### Excerpted data

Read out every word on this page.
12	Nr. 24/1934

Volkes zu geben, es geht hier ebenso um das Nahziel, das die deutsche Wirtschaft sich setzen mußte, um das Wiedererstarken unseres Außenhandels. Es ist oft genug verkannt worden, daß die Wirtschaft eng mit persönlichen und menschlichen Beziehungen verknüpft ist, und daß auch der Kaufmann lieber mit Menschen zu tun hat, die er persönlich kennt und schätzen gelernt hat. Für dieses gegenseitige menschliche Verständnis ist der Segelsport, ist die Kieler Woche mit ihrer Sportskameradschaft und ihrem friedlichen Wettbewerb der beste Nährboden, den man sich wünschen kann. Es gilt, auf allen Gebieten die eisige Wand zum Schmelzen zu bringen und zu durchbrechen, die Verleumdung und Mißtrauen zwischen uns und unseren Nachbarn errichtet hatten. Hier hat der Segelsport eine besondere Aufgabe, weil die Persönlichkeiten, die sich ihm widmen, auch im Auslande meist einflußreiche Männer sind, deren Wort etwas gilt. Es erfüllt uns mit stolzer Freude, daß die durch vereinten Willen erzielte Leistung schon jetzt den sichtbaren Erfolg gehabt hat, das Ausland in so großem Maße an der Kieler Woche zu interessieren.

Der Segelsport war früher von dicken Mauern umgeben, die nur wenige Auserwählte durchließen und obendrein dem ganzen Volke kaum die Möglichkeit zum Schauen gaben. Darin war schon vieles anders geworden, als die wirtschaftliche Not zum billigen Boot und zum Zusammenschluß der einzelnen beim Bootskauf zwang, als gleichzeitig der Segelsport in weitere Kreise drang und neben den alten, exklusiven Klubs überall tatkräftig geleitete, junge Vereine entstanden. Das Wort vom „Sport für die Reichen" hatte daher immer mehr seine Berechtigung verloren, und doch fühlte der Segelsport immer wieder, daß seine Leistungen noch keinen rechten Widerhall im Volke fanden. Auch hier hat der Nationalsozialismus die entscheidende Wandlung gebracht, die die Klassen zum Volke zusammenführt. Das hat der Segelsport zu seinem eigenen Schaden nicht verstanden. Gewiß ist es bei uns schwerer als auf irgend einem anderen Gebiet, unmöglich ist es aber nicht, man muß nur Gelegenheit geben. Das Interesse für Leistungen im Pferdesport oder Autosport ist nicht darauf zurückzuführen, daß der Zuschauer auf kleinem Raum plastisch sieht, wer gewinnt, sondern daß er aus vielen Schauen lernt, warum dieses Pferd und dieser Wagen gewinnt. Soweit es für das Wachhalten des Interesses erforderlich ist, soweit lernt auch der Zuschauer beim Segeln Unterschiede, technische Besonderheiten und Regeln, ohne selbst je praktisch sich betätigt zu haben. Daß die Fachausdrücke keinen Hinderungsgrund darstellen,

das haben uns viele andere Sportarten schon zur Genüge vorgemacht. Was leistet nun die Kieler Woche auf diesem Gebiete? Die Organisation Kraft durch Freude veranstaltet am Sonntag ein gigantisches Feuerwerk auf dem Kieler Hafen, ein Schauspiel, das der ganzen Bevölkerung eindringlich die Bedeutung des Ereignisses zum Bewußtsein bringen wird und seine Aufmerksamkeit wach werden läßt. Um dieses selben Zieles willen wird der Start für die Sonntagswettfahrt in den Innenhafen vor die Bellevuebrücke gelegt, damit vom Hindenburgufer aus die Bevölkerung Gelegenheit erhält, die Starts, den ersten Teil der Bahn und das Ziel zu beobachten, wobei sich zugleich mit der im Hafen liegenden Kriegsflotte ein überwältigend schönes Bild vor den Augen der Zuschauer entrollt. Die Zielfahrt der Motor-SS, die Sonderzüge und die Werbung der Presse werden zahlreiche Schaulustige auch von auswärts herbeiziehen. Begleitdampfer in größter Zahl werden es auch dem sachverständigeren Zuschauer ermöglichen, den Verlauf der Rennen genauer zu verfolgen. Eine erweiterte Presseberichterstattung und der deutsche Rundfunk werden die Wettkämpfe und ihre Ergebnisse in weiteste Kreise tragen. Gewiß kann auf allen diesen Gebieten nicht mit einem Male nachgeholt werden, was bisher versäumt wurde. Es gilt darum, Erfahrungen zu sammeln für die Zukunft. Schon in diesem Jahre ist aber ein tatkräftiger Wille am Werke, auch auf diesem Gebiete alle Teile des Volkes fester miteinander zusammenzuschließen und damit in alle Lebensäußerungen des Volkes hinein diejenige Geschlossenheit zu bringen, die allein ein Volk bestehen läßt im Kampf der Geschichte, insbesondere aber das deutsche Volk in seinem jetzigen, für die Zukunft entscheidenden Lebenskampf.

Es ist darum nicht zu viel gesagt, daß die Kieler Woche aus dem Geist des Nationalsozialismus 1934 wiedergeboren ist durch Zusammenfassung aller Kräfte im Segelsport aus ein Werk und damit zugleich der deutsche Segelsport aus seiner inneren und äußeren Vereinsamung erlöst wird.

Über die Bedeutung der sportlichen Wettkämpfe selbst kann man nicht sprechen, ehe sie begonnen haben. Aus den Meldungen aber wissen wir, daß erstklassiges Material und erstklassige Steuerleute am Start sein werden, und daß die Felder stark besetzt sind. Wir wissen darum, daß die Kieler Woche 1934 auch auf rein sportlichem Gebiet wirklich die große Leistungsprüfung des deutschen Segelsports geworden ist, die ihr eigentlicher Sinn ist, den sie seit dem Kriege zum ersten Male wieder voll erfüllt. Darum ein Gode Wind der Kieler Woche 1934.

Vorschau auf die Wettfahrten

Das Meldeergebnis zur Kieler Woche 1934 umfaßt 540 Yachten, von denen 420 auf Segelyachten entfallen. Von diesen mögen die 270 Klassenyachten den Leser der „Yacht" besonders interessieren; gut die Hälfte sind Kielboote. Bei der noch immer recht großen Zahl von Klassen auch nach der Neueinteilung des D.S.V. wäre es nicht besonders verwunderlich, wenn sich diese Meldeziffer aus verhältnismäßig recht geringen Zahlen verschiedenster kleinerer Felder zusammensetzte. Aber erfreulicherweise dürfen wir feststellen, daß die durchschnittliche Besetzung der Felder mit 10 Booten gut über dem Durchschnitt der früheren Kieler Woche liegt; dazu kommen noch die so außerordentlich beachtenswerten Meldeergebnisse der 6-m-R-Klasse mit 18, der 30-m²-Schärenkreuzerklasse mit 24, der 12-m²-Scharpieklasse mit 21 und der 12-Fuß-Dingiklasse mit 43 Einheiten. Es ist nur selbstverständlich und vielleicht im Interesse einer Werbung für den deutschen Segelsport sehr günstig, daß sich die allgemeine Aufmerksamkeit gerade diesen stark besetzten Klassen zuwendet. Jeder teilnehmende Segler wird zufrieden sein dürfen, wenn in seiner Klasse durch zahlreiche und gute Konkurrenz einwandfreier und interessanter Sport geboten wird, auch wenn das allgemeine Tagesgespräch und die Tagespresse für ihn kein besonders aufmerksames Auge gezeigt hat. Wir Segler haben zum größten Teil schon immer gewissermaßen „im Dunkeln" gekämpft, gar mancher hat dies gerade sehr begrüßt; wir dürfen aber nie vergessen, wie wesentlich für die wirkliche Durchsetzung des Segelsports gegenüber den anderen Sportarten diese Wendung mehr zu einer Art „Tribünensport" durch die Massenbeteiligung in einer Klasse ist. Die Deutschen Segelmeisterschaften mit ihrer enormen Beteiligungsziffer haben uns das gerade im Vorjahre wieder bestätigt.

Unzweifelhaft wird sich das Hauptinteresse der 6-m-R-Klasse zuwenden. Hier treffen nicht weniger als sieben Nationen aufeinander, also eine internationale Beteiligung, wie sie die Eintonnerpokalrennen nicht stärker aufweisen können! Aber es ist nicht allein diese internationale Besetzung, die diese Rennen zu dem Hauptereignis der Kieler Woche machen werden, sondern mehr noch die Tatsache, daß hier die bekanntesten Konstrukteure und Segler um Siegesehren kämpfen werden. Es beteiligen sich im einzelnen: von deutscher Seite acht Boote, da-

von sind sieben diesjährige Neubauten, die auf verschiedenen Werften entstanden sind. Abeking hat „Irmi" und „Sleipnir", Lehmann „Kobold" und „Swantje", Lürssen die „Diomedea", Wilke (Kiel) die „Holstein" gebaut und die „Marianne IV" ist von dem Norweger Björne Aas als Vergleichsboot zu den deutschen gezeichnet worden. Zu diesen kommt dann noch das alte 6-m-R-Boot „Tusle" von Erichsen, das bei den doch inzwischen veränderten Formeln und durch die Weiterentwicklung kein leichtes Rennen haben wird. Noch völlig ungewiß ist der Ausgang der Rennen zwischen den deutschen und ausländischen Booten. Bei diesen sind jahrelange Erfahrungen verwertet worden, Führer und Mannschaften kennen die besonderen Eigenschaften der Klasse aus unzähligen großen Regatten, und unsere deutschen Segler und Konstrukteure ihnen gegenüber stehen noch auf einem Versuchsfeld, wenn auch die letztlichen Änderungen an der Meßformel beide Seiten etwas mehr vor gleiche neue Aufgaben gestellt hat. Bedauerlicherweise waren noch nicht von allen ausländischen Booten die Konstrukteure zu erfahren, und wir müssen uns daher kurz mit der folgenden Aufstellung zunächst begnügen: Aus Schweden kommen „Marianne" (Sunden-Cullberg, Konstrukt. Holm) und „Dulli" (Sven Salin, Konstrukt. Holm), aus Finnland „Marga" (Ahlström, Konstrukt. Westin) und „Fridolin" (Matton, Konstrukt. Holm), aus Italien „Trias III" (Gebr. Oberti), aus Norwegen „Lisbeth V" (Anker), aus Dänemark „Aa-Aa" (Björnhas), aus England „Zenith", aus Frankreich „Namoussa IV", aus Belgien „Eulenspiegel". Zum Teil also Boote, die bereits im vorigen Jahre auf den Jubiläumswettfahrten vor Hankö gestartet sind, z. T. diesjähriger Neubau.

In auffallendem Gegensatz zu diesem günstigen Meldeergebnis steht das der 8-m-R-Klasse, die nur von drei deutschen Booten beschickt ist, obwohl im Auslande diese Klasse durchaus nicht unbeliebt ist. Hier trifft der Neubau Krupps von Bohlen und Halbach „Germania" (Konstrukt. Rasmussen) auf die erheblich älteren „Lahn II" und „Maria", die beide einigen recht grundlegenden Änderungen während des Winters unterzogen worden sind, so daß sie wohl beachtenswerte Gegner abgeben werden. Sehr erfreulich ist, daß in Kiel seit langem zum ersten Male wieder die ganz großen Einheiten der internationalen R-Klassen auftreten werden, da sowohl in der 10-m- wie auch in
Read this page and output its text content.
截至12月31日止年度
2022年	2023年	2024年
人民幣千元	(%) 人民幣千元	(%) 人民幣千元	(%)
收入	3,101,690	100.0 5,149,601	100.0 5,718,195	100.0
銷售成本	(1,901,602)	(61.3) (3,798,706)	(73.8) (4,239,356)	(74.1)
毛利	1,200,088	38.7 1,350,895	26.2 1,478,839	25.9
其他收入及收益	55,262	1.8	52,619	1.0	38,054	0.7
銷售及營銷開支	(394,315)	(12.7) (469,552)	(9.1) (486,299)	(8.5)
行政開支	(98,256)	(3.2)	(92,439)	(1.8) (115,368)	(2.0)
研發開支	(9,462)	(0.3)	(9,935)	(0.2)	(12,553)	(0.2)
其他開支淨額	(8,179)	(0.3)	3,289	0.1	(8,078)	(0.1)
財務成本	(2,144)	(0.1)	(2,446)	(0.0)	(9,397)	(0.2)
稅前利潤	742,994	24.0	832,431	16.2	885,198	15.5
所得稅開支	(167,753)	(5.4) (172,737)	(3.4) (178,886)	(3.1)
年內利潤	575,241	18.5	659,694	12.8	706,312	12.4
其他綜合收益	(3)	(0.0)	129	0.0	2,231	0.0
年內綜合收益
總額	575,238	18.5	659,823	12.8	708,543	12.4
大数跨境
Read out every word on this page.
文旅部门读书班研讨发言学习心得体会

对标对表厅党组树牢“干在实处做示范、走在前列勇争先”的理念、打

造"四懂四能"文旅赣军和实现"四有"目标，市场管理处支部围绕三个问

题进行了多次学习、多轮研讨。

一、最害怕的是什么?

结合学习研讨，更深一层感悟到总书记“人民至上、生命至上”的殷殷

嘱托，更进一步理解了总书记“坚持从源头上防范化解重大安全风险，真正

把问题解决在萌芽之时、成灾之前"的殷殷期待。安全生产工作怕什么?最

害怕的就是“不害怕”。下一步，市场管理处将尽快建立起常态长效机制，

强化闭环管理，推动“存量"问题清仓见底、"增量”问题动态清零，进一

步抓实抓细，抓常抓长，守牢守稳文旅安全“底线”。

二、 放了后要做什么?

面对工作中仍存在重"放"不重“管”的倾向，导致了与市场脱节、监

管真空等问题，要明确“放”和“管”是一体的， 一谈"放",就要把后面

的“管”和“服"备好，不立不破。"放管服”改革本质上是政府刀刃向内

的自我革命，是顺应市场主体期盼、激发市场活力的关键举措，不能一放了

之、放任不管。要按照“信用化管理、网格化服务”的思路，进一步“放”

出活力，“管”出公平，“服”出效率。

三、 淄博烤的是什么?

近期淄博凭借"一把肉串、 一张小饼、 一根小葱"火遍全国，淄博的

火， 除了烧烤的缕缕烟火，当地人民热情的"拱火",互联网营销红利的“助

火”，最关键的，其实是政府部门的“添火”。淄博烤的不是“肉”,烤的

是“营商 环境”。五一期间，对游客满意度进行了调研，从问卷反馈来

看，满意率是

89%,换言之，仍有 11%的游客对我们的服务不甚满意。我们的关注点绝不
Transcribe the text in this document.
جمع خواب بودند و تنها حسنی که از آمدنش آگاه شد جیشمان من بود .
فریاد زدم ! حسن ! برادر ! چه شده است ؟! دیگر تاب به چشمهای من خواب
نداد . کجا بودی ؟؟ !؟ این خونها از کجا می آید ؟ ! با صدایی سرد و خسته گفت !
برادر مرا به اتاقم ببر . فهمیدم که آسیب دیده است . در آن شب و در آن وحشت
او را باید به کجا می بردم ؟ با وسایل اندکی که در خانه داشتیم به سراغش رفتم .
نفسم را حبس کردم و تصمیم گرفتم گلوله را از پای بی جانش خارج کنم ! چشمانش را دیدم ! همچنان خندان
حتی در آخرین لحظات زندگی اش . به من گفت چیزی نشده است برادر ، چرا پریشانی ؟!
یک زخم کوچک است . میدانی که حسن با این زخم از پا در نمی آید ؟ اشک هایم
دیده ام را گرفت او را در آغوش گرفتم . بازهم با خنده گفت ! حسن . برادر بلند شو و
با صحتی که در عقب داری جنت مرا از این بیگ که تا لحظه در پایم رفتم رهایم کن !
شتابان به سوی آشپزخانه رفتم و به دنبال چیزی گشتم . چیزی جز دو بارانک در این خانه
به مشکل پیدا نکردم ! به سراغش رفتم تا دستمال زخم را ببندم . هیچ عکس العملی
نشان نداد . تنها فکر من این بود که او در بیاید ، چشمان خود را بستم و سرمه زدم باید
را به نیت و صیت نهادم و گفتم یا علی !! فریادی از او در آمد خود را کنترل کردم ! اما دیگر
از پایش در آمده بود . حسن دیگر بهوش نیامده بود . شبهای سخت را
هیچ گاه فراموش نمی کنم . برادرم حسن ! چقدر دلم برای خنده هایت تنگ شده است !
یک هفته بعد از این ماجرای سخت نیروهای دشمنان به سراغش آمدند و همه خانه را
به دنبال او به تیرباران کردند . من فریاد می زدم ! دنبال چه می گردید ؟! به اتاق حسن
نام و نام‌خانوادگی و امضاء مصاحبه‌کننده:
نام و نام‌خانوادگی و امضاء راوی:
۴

### Aim
Collect the lines of the data that carry the word "خانه".

### Answer to this task
او را باید به کجا می بردم ؟ با وسایل اندکی که در خانه داشتیم به سراغش رفتم .
شتابان به سوی آشپزخانه رفتم و به دنبال چیزی گشتم . چیزی جز دو بارانک در این خانه
یک هفته بعد از این ماجرای سخت نیروهای دشمنان به سراغش آمدند و همه خانه را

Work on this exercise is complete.